A line counts if it contains the string "Yankee"; say how many such lines there are, giving only the number.

[Entries from a dataset]
————

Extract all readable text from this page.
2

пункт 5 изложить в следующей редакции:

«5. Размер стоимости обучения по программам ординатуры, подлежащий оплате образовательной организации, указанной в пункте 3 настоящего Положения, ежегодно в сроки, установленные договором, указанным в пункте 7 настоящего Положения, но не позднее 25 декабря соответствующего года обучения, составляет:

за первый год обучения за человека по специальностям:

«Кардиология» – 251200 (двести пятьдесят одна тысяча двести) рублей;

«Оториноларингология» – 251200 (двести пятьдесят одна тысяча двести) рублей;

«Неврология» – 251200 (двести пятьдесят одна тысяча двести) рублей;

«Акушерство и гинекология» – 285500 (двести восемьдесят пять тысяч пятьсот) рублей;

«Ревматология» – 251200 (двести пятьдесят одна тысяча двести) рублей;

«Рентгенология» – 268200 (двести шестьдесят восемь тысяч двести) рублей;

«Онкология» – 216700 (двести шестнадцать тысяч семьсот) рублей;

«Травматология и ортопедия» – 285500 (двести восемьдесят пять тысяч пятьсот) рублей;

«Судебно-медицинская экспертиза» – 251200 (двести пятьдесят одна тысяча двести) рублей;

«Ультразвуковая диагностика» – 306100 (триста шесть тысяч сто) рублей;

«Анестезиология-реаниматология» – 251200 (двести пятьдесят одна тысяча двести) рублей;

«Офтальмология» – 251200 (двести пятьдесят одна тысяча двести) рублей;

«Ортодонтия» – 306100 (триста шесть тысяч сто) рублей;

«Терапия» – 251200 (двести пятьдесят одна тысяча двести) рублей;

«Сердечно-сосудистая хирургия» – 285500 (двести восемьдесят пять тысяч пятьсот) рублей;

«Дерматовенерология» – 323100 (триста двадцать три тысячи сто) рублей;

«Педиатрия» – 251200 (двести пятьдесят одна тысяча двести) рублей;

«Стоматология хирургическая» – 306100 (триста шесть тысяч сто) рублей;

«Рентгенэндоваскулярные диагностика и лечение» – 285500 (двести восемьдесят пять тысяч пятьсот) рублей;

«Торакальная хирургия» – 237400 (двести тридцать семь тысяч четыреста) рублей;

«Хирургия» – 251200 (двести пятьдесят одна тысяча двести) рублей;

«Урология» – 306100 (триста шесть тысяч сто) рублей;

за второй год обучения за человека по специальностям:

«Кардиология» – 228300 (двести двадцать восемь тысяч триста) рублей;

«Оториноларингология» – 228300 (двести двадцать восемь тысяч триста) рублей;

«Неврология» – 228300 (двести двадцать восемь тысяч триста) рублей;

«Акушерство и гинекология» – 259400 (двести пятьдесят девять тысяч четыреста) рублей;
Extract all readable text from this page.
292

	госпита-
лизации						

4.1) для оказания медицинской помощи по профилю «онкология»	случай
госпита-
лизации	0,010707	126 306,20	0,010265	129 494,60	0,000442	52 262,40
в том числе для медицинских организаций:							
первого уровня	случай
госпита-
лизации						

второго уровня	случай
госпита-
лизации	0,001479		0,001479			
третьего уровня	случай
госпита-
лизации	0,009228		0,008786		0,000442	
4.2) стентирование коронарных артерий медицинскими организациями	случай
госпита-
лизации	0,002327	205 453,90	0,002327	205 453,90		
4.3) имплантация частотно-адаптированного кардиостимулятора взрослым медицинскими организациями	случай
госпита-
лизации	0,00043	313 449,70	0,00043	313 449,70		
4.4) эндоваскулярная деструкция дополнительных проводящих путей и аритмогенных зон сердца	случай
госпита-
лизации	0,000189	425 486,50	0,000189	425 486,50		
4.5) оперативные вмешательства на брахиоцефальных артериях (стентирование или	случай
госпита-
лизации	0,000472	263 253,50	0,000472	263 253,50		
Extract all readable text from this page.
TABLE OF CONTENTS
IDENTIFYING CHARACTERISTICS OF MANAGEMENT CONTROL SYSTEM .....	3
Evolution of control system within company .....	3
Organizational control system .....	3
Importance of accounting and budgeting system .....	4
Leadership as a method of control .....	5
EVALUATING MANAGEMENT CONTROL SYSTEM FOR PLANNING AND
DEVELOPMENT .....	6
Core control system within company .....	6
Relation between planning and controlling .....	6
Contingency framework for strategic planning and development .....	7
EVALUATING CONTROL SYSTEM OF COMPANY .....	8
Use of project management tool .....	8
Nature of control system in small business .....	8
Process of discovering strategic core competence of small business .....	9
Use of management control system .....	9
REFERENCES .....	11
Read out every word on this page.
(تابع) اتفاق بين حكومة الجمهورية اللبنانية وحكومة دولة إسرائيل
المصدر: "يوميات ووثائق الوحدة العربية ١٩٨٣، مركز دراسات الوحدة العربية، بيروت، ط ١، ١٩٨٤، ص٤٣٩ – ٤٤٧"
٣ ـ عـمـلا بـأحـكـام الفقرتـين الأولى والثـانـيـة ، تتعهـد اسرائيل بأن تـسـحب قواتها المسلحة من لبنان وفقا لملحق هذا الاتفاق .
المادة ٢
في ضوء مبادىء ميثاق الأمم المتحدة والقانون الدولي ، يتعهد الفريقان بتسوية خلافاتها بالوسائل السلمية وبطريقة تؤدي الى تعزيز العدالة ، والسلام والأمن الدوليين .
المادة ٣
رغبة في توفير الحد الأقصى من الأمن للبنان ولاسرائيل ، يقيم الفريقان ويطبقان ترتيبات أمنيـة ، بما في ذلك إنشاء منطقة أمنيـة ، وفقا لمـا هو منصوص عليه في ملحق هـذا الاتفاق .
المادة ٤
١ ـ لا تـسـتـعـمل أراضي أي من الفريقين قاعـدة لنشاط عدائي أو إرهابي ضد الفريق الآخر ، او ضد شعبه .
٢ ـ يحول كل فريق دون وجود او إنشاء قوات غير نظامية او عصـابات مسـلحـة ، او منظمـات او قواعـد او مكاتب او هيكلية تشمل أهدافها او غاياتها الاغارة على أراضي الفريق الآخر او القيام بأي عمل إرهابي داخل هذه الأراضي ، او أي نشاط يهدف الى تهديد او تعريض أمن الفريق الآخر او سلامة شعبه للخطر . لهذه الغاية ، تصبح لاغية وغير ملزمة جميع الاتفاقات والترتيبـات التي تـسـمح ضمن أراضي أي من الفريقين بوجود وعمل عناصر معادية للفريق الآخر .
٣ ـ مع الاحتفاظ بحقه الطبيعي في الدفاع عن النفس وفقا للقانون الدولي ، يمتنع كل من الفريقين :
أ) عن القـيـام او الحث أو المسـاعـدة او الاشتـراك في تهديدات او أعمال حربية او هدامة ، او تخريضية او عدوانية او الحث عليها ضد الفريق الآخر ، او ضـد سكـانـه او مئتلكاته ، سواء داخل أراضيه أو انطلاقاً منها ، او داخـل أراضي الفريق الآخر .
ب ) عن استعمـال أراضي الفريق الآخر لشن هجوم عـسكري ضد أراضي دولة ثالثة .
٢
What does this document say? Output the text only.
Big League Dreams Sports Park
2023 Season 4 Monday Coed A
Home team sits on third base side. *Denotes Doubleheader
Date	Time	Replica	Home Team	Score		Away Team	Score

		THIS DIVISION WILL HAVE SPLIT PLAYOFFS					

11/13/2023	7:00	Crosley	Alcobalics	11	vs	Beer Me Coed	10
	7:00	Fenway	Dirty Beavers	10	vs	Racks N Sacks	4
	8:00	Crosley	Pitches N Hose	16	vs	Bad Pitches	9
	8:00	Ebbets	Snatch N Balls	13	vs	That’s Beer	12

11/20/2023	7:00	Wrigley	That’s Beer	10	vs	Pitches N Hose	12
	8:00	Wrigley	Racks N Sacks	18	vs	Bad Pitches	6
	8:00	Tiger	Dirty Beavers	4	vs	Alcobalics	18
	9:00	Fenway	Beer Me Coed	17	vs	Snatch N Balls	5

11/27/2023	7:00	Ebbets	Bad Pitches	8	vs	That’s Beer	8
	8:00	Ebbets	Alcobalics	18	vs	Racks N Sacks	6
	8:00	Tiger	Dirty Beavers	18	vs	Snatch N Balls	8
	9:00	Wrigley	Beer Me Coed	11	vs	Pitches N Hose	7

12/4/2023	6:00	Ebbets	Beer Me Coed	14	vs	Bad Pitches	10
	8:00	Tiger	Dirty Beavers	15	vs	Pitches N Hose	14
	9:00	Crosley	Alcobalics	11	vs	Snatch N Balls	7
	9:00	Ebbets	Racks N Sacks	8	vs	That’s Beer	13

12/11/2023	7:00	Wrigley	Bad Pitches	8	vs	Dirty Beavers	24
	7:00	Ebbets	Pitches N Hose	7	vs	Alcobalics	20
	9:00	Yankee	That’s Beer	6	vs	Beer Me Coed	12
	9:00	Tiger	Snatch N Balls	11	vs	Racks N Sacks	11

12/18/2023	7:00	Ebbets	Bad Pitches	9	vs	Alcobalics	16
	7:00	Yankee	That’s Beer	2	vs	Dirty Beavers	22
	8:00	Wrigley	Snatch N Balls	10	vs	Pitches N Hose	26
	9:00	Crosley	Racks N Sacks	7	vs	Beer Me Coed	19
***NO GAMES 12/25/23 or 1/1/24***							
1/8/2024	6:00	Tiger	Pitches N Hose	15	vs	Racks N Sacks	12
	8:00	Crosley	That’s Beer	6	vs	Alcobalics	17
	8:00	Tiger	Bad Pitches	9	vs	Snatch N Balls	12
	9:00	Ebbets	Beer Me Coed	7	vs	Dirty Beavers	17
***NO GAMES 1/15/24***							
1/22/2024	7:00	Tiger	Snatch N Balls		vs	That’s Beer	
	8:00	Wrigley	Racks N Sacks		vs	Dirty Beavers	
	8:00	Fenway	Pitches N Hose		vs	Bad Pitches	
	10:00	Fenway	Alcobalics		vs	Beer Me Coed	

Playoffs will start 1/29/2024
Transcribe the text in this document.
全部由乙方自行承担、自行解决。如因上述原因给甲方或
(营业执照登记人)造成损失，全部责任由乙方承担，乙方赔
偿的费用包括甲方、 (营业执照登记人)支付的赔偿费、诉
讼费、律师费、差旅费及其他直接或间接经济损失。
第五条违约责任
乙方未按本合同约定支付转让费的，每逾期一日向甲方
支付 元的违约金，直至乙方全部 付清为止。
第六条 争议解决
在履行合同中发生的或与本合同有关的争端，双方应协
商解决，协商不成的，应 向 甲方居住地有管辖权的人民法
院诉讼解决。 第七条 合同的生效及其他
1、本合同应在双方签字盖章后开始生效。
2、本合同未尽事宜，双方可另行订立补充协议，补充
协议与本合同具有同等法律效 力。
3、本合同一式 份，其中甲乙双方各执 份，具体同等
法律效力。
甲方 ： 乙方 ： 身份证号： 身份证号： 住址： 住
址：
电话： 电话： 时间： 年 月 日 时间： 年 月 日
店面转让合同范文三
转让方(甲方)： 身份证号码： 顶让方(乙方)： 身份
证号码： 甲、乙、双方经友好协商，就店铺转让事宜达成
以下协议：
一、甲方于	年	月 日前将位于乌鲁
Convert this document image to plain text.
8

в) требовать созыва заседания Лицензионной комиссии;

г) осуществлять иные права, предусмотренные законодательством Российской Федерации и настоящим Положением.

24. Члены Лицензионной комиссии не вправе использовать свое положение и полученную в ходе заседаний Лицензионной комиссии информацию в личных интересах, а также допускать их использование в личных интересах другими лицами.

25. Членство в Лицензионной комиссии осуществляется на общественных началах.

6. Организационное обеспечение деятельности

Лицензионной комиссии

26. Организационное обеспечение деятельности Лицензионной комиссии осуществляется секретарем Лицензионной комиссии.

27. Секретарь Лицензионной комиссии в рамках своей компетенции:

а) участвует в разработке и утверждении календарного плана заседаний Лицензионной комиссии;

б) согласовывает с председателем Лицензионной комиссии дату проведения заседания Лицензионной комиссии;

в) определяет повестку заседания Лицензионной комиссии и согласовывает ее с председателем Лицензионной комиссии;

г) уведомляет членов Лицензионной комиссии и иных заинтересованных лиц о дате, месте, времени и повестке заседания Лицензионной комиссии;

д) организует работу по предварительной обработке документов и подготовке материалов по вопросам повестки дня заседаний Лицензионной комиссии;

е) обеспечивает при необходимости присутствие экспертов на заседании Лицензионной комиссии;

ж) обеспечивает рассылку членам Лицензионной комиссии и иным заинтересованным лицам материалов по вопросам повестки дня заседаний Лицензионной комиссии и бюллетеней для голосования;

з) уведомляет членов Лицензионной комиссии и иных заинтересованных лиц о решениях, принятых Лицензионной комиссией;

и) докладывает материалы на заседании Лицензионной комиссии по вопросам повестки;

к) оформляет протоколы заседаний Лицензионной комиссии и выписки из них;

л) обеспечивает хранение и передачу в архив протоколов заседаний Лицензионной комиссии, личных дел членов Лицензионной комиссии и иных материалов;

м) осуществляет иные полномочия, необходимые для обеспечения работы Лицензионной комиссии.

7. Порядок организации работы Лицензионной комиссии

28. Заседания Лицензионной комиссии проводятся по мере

————

**Expected answer:**
2